**Exercise aim**
How many lines of the data include the string "name"? State the number and nothing else.

start

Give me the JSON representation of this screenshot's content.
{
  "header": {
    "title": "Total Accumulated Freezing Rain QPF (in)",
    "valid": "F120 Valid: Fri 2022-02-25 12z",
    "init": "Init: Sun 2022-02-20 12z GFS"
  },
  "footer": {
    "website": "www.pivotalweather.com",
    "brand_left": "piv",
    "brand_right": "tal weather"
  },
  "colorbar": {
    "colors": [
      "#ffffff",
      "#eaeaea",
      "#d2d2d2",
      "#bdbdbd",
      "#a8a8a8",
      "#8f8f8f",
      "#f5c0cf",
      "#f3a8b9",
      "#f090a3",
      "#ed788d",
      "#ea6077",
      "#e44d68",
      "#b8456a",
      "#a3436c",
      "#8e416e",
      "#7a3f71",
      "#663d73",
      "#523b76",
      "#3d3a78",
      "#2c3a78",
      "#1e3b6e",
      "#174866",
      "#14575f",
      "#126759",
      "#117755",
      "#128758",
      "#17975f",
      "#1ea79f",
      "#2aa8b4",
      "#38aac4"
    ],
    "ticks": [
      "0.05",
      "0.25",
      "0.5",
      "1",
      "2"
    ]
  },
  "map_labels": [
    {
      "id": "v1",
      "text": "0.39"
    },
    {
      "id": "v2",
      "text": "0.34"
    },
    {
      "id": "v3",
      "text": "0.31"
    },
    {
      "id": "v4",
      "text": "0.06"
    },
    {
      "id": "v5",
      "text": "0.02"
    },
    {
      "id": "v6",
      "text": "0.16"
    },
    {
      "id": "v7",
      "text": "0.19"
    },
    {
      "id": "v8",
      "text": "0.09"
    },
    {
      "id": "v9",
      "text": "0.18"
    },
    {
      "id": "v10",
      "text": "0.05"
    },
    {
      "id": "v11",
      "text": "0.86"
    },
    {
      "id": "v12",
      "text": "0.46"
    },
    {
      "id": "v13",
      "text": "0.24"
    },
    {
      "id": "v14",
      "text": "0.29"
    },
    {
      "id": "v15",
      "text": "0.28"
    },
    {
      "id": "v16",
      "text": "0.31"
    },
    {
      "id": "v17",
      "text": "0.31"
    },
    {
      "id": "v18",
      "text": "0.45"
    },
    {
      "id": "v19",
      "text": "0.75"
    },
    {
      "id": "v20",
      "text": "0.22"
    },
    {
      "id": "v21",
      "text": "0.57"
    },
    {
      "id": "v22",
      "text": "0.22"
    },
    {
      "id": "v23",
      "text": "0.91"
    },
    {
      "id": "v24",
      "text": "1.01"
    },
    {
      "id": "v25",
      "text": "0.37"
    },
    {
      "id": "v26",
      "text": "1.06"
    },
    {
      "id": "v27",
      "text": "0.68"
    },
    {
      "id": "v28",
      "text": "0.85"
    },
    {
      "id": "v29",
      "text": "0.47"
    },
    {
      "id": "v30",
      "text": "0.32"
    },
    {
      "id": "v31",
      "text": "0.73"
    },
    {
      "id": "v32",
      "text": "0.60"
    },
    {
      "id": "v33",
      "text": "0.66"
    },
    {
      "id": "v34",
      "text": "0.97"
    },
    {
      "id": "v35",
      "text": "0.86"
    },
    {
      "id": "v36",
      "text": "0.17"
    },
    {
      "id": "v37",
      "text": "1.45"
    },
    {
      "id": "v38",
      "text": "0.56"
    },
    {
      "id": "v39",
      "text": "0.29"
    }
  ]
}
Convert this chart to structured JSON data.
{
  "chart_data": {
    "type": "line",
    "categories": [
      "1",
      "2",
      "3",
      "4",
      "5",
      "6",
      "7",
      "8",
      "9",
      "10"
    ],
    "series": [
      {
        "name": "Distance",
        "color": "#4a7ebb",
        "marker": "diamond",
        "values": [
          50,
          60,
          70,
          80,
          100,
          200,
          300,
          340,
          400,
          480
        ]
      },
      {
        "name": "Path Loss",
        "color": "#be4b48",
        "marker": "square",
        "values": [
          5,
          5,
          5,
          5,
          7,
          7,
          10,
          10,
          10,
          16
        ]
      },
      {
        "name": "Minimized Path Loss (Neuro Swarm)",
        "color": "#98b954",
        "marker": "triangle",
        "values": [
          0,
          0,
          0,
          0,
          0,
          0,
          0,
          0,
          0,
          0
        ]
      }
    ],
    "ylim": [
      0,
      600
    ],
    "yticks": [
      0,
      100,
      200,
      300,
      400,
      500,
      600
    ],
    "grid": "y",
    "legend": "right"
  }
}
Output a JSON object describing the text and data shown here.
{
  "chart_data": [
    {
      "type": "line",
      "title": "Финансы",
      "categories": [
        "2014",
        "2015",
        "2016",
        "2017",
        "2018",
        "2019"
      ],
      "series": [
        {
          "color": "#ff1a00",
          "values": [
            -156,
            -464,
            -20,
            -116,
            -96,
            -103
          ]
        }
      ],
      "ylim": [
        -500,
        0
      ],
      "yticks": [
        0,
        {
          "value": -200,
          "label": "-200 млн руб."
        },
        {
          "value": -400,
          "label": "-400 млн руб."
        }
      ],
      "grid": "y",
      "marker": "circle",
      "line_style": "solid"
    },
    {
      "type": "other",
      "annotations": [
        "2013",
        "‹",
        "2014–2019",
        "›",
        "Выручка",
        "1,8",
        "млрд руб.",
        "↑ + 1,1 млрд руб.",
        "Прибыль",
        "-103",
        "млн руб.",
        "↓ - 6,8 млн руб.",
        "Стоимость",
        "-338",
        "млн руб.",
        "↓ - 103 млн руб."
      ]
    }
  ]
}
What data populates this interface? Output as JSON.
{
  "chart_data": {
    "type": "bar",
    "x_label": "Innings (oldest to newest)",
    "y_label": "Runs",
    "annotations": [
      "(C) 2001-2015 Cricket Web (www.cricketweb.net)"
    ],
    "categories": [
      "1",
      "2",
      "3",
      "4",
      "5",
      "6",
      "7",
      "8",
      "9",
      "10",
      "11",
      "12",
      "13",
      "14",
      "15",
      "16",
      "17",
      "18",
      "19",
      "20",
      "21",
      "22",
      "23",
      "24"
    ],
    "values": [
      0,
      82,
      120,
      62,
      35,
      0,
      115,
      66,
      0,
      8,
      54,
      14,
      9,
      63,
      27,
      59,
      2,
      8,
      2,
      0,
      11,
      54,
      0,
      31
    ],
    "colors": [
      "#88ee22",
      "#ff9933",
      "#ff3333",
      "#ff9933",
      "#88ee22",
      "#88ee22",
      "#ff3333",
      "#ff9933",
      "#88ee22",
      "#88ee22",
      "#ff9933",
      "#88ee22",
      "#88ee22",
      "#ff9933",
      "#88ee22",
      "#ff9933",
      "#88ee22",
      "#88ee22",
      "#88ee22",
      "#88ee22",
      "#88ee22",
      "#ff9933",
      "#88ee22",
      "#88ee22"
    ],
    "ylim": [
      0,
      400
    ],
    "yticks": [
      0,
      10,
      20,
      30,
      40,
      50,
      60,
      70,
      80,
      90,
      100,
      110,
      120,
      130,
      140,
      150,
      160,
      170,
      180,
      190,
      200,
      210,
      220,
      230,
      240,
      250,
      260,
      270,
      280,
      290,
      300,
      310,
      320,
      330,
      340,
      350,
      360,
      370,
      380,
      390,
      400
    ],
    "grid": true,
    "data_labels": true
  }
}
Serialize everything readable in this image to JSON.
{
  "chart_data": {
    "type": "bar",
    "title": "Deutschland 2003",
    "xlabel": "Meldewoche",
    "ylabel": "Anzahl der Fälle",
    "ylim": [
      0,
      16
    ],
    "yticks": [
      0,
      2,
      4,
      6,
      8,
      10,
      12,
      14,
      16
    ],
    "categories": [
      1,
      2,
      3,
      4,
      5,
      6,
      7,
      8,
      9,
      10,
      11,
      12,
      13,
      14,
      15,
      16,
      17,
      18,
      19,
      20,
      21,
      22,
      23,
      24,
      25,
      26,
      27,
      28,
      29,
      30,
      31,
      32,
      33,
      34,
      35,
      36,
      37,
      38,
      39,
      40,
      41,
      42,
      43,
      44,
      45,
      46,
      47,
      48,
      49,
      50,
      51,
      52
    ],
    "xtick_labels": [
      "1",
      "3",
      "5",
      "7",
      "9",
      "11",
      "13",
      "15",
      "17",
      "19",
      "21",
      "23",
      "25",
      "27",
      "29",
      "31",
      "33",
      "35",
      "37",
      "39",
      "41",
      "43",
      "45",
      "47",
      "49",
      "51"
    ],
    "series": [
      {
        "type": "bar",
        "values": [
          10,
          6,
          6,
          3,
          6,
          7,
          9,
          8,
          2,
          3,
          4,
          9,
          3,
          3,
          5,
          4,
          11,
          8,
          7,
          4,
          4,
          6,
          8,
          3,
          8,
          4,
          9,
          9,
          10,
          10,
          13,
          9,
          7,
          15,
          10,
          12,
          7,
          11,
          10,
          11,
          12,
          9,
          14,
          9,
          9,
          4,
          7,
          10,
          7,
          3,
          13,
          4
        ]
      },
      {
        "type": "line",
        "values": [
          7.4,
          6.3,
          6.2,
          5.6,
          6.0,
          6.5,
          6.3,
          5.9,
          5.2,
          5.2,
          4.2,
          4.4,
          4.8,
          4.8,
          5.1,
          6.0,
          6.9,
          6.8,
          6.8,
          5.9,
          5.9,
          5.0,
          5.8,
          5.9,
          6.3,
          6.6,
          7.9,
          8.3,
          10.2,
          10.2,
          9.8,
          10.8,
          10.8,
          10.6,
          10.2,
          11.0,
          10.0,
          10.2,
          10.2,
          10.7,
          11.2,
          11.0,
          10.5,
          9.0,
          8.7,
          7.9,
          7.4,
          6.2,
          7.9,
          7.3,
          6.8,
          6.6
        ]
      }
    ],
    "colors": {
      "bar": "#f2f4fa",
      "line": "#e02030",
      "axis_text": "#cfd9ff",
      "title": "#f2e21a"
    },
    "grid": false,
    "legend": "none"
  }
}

end

**The output**
3